## Task goal
Copy all lines in which the word "dakika" can be found.

## Supplied information
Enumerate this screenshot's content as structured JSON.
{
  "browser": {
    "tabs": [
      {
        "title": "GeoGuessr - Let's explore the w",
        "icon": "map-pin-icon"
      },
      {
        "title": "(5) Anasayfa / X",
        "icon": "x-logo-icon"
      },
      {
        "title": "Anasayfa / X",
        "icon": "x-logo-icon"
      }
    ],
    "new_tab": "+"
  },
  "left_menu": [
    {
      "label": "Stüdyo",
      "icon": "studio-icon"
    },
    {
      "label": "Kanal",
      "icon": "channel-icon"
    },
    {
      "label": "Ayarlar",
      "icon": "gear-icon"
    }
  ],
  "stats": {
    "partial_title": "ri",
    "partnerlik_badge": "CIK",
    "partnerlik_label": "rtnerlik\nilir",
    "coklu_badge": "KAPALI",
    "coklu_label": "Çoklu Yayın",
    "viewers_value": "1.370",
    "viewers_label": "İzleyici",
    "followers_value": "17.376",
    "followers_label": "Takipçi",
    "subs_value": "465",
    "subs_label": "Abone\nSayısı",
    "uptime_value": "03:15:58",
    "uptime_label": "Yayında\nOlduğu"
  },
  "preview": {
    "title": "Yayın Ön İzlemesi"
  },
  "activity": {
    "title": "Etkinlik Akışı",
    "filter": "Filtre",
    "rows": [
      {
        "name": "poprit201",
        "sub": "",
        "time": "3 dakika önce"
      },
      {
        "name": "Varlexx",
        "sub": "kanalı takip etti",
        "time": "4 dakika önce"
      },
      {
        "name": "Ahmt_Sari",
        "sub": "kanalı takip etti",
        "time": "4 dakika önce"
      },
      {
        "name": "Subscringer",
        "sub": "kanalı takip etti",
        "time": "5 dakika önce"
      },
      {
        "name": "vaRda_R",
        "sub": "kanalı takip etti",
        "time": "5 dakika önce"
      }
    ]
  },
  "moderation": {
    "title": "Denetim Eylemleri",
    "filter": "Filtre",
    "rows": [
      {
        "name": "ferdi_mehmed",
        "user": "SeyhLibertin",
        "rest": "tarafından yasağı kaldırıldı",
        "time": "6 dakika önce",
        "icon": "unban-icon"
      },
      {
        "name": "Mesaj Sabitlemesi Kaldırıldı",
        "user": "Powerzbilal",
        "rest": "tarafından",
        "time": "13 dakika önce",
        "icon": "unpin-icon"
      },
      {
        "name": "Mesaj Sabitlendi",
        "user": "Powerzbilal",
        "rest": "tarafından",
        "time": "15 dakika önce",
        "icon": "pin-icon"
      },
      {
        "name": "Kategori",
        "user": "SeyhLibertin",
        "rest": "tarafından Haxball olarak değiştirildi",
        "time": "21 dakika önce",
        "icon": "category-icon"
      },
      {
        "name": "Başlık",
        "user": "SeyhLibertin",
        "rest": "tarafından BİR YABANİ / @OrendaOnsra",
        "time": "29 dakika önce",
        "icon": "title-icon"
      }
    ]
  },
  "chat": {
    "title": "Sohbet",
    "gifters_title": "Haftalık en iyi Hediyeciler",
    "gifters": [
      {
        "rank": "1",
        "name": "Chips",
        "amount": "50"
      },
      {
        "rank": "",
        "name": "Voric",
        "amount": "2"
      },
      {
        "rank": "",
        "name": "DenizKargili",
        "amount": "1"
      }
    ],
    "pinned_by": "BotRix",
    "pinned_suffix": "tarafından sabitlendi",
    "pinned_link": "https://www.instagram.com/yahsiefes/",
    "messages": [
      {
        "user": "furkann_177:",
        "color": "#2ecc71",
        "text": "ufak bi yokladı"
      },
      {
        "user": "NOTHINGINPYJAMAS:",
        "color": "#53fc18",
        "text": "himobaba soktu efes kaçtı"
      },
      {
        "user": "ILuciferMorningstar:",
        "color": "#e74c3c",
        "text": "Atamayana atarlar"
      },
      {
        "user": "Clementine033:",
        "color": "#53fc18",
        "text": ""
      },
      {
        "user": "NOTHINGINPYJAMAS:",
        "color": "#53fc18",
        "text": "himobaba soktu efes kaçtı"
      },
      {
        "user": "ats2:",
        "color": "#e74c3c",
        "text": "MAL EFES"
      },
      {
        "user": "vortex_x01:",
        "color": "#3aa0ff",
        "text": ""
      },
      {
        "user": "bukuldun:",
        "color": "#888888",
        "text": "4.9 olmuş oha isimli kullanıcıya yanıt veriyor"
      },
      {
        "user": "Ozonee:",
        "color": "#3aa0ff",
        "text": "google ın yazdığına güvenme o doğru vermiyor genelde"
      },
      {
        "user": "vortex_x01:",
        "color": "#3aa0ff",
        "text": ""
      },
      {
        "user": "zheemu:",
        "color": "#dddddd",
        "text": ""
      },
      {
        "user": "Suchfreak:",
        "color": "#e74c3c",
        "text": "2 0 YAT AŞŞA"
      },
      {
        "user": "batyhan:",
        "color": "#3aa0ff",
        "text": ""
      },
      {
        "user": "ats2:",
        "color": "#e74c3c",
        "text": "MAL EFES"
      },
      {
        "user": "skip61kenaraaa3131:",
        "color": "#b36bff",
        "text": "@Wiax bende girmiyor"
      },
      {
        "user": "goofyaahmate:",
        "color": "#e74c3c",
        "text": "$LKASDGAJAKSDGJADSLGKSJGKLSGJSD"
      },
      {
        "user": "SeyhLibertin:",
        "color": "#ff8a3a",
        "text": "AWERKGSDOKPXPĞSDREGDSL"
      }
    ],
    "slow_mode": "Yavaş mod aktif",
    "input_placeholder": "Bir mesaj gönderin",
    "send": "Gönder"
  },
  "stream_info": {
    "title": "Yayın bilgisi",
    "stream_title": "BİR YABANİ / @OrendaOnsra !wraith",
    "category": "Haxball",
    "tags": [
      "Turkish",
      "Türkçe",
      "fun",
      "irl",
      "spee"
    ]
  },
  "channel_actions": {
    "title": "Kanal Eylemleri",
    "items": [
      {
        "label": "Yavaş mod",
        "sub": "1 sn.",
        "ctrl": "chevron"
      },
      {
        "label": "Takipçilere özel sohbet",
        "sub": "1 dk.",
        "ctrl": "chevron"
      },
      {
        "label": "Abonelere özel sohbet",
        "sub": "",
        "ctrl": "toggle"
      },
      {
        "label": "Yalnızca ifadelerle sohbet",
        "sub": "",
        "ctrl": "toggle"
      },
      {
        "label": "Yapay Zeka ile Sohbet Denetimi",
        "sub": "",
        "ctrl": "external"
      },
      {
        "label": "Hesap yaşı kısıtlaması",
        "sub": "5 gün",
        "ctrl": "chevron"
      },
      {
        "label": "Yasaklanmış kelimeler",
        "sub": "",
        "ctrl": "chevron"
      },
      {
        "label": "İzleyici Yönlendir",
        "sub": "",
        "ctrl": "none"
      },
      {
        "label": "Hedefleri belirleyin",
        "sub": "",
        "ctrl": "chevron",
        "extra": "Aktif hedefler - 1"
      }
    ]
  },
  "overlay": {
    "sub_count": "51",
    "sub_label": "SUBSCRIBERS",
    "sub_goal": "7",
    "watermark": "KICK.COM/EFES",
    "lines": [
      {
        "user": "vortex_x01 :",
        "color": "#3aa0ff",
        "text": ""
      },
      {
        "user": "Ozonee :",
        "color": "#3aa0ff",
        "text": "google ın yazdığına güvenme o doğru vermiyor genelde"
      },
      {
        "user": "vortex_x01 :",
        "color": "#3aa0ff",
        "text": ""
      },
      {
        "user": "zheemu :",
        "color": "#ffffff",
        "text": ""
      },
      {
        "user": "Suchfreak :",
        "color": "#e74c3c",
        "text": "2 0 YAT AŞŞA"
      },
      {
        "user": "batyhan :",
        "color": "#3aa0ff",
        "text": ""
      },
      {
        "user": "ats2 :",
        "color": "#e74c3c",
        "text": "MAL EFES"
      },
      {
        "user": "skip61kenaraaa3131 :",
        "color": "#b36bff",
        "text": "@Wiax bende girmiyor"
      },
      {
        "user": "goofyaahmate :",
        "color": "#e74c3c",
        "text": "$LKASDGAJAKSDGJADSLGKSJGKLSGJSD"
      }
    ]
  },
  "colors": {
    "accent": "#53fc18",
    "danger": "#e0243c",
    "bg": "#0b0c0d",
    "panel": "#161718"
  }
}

## Exercise result
        "time": "3 dakika önce"
        "time": "4 dakika önce"
        "time": "4 dakika önce"
        "time": "5 dakika önce"
        "time": "5 dakika önce"
        "time": "6 dakika önce",
        "time": "13 dakika önce",
        "time": "15 dakika önce",
        "time": "21 dakika önce",
        "time": "29 dakika önce",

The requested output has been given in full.